» **WORK REQUIRED**
Pull every line that holds the word "title" from the entries.

(Figure collection entries)
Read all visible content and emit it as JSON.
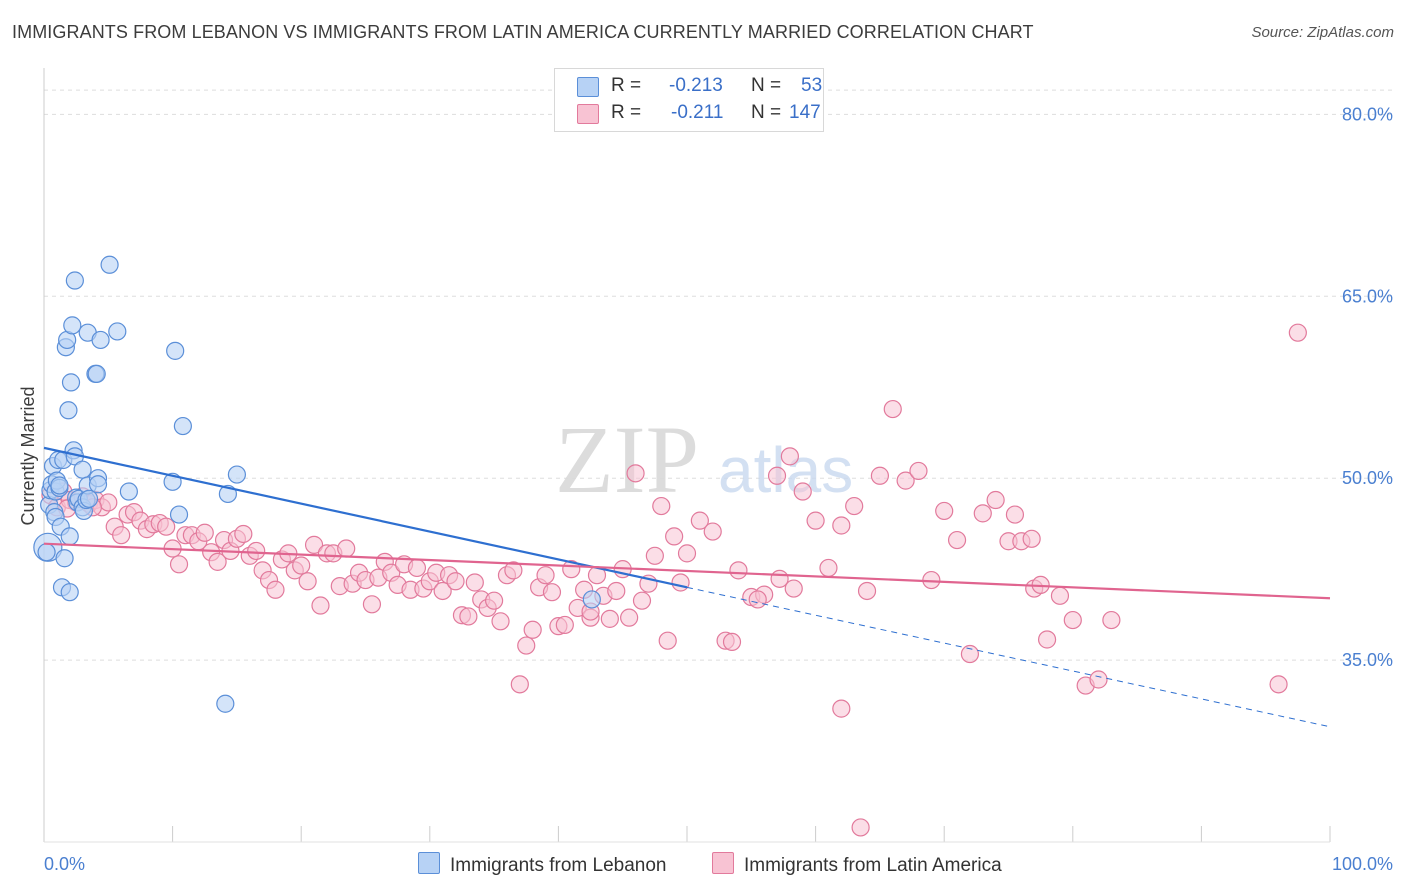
{
  "title": "IMMIGRANTS FROM LEBANON VS IMMIGRANTS FROM LATIN AMERICA CURRENTLY MARRIED CORRELATION CHART",
  "source": "Source: ZipAtlas.com",
  "watermark": {
    "zip": "ZIP",
    "atlas": "atlas"
  },
  "legend": {
    "r_label": "R =",
    "n_label": "N =",
    "series": [
      {
        "name": "Immigrants from Lebanon",
        "r": "-0.213",
        "n": "53",
        "fill": "#b7d2f5",
        "stroke": "#5b8fd8"
      },
      {
        "name": "Immigrants from Latin America",
        "r": "-0.211",
        "n": "147",
        "fill": "#f8c3d3",
        "stroke": "#e27a9c"
      }
    ]
  },
  "colors": {
    "blue_line": "#2e6fd0",
    "pink_line": "#e0648f",
    "axis_text": "#4a7fd0",
    "grid": "#dddddd"
  },
  "chart_data": {
    "type": "scatter",
    "title": "IMMIGRANTS FROM LEBANON VS IMMIGRANTS FROM LATIN AMERICA CURRENTLY MARRIED CORRELATION CHART",
    "xlabel": "",
    "ylabel": "Currently Married",
    "x_tick_labels": [
      "0.0%",
      "100.0%"
    ],
    "y_tick_labels": [
      "35.0%",
      "50.0%",
      "65.0%",
      "80.0%"
    ],
    "y_ticks": [
      35,
      50,
      65,
      80
    ],
    "xlim": [
      0,
      100
    ],
    "ylim": [
      20,
      83
    ],
    "grid": true,
    "legend_position": "top-center",
    "series": [
      {
        "name": "Immigrants from Lebanon",
        "color": "#5b8fd8",
        "trend": {
          "x0": 0,
          "y0": 52.5,
          "x1": 50,
          "y1": 41.0,
          "dashed_to_x": 100,
          "dashed_to_y": 29.5
        },
        "points": [
          [
            0.3,
            44.3
          ],
          [
            0.4,
            47.8
          ],
          [
            0.5,
            49.0
          ],
          [
            0.6,
            49.5
          ],
          [
            0.7,
            51.0
          ],
          [
            0.8,
            47.2
          ],
          [
            0.9,
            46.8
          ],
          [
            0.9,
            48.9
          ],
          [
            1.0,
            49.8
          ],
          [
            1.1,
            51.5
          ],
          [
            1.2,
            49.2
          ],
          [
            1.3,
            46.0
          ],
          [
            1.4,
            41.0
          ],
          [
            1.5,
            51.5
          ],
          [
            1.6,
            43.4
          ],
          [
            1.7,
            60.8
          ],
          [
            1.8,
            61.4
          ],
          [
            1.9,
            55.6
          ],
          [
            2.0,
            45.2
          ],
          [
            2.0,
            40.6
          ],
          [
            2.1,
            57.9
          ],
          [
            2.2,
            62.6
          ],
          [
            2.3,
            52.3
          ],
          [
            2.4,
            51.8
          ],
          [
            2.4,
            66.3
          ],
          [
            2.5,
            48.4
          ],
          [
            2.6,
            48.0
          ],
          [
            2.7,
            48.3
          ],
          [
            3.0,
            47.6
          ],
          [
            3.0,
            50.7
          ],
          [
            3.1,
            47.3
          ],
          [
            3.3,
            48.2
          ],
          [
            3.4,
            62.0
          ],
          [
            3.4,
            49.4
          ],
          [
            3.5,
            48.3
          ],
          [
            4.0,
            58.6
          ],
          [
            4.1,
            58.6
          ],
          [
            4.2,
            50.0
          ],
          [
            4.2,
            49.5
          ],
          [
            4.4,
            61.4
          ],
          [
            5.1,
            67.6
          ],
          [
            5.7,
            62.1
          ],
          [
            6.6,
            48.9
          ],
          [
            10.0,
            49.7
          ],
          [
            10.2,
            60.5
          ],
          [
            10.5,
            47.0
          ],
          [
            10.8,
            54.3
          ],
          [
            14.1,
            31.4
          ],
          [
            14.3,
            48.7
          ],
          [
            15.0,
            50.3
          ],
          [
            42.6,
            40.0
          ],
          [
            0.2,
            43.9
          ],
          [
            1.2,
            49.4
          ]
        ]
      },
      {
        "name": "Immigrants from Latin America",
        "color": "#e27a9c",
        "trend": {
          "x0": 0,
          "y0": 44.6,
          "x1": 100,
          "y1": 40.1
        },
        "points": [
          [
            0.5,
            48.6
          ],
          [
            1.0,
            47.6
          ],
          [
            1.5,
            48.9
          ],
          [
            2.0,
            48.2
          ],
          [
            2.5,
            48.0
          ],
          [
            3.0,
            48.5
          ],
          [
            3.5,
            47.9
          ],
          [
            4.0,
            48.2
          ],
          [
            4.5,
            47.6
          ],
          [
            5.0,
            48.0
          ],
          [
            5.5,
            46.0
          ],
          [
            6.0,
            45.3
          ],
          [
            6.5,
            47.0
          ],
          [
            7.0,
            47.2
          ],
          [
            7.5,
            46.5
          ],
          [
            8.0,
            45.8
          ],
          [
            8.5,
            46.2
          ],
          [
            9.0,
            46.3
          ],
          [
            9.5,
            46.0
          ],
          [
            10.0,
            44.2
          ],
          [
            10.5,
            42.9
          ],
          [
            11.0,
            45.3
          ],
          [
            11.5,
            45.3
          ],
          [
            12.0,
            44.8
          ],
          [
            12.5,
            45.5
          ],
          [
            13.0,
            43.9
          ],
          [
            13.5,
            43.1
          ],
          [
            14.0,
            44.9
          ],
          [
            14.5,
            44.0
          ],
          [
            15.0,
            45.0
          ],
          [
            15.5,
            45.4
          ],
          [
            16.0,
            43.6
          ],
          [
            16.5,
            44.0
          ],
          [
            17.0,
            42.4
          ],
          [
            17.5,
            41.6
          ],
          [
            18.0,
            40.8
          ],
          [
            18.5,
            43.3
          ],
          [
            19.0,
            43.8
          ],
          [
            19.5,
            42.4
          ],
          [
            20.0,
            42.8
          ],
          [
            20.5,
            41.5
          ],
          [
            21.0,
            44.5
          ],
          [
            21.5,
            39.5
          ],
          [
            22.0,
            43.8
          ],
          [
            22.5,
            43.8
          ],
          [
            23.0,
            41.1
          ],
          [
            23.5,
            44.2
          ],
          [
            24.0,
            41.3
          ],
          [
            24.5,
            42.2
          ],
          [
            25.0,
            41.6
          ],
          [
            25.5,
            39.6
          ],
          [
            26.0,
            41.8
          ],
          [
            26.5,
            43.1
          ],
          [
            27.0,
            42.2
          ],
          [
            27.5,
            41.2
          ],
          [
            28.0,
            42.9
          ],
          [
            28.5,
            40.8
          ],
          [
            29.0,
            42.6
          ],
          [
            29.5,
            40.9
          ],
          [
            30.0,
            41.5
          ],
          [
            30.5,
            42.2
          ],
          [
            31.0,
            40.7
          ],
          [
            31.5,
            42.0
          ],
          [
            32.0,
            41.5
          ],
          [
            32.5,
            38.7
          ],
          [
            33.0,
            38.6
          ],
          [
            33.5,
            41.4
          ],
          [
            34.0,
            40.0
          ],
          [
            34.5,
            39.3
          ],
          [
            35.0,
            39.9
          ],
          [
            35.5,
            38.2
          ],
          [
            36.0,
            42.0
          ],
          [
            36.5,
            42.4
          ],
          [
            37.0,
            33.0
          ],
          [
            37.5,
            36.2
          ],
          [
            38.0,
            37.5
          ],
          [
            38.5,
            41.0
          ],
          [
            39.0,
            42.0
          ],
          [
            39.5,
            40.6
          ],
          [
            40.0,
            37.8
          ],
          [
            40.5,
            37.9
          ],
          [
            41.0,
            42.5
          ],
          [
            41.5,
            39.3
          ],
          [
            42.0,
            40.8
          ],
          [
            42.5,
            38.5
          ],
          [
            43.0,
            42.0
          ],
          [
            43.5,
            40.3
          ],
          [
            44.0,
            38.4
          ],
          [
            44.5,
            40.7
          ],
          [
            45.0,
            42.5
          ],
          [
            45.5,
            38.5
          ],
          [
            46.0,
            50.4
          ],
          [
            46.5,
            39.9
          ],
          [
            47.0,
            41.3
          ],
          [
            47.5,
            43.6
          ],
          [
            48.0,
            47.7
          ],
          [
            48.5,
            36.6
          ],
          [
            49.0,
            45.2
          ],
          [
            49.5,
            41.4
          ],
          [
            50.0,
            43.8
          ],
          [
            51.0,
            46.5
          ],
          [
            52.0,
            45.6
          ],
          [
            53.0,
            36.6
          ],
          [
            54.0,
            42.4
          ],
          [
            55.0,
            40.2
          ],
          [
            56.0,
            40.4
          ],
          [
            57.0,
            50.2
          ],
          [
            58.0,
            51.8
          ],
          [
            59.0,
            48.9
          ],
          [
            60.0,
            46.5
          ],
          [
            61.0,
            42.6
          ],
          [
            62.0,
            46.1
          ],
          [
            63.0,
            47.7
          ],
          [
            64.0,
            40.7
          ],
          [
            65.0,
            50.2
          ],
          [
            66.0,
            55.7
          ],
          [
            67.0,
            49.8
          ],
          [
            68.0,
            50.6
          ],
          [
            69.0,
            41.6
          ],
          [
            70.0,
            47.3
          ],
          [
            71.0,
            44.9
          ],
          [
            72.0,
            35.5
          ],
          [
            73.0,
            47.1
          ],
          [
            74.0,
            48.2
          ],
          [
            75.0,
            44.8
          ],
          [
            76.0,
            44.8
          ],
          [
            77.0,
            40.9
          ],
          [
            78.0,
            36.7
          ],
          [
            79.0,
            40.3
          ],
          [
            80.0,
            38.3
          ],
          [
            81.0,
            32.9
          ],
          [
            82.0,
            33.4
          ],
          [
            83.0,
            38.3
          ],
          [
            57.2,
            41.7
          ],
          [
            62.0,
            31.0
          ],
          [
            63.5,
            21.2
          ],
          [
            53.5,
            36.5
          ],
          [
            55.5,
            40.0
          ],
          [
            42.5,
            39.0
          ],
          [
            58.3,
            40.9
          ],
          [
            75.5,
            47.0
          ],
          [
            76.8,
            45.0
          ],
          [
            77.5,
            41.2
          ],
          [
            96.0,
            33.0
          ],
          [
            97.5,
            62.0
          ],
          [
            1.8,
            47.5
          ],
          [
            3.8,
            47.6
          ]
        ]
      }
    ]
  }
}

» **FULL RESPONSE**
  "title": "IMMIGRANTS FROM LEBANON VS IMMIGRANTS FROM LATIN AMERICA CURRENTLY MARRIED CORRELATION CHART",
    "title": "IMMIGRANTS FROM LEBANON VS IMMIGRANTS FROM LATIN AMERICA CURRENTLY MARRIED CORRELATION CHART",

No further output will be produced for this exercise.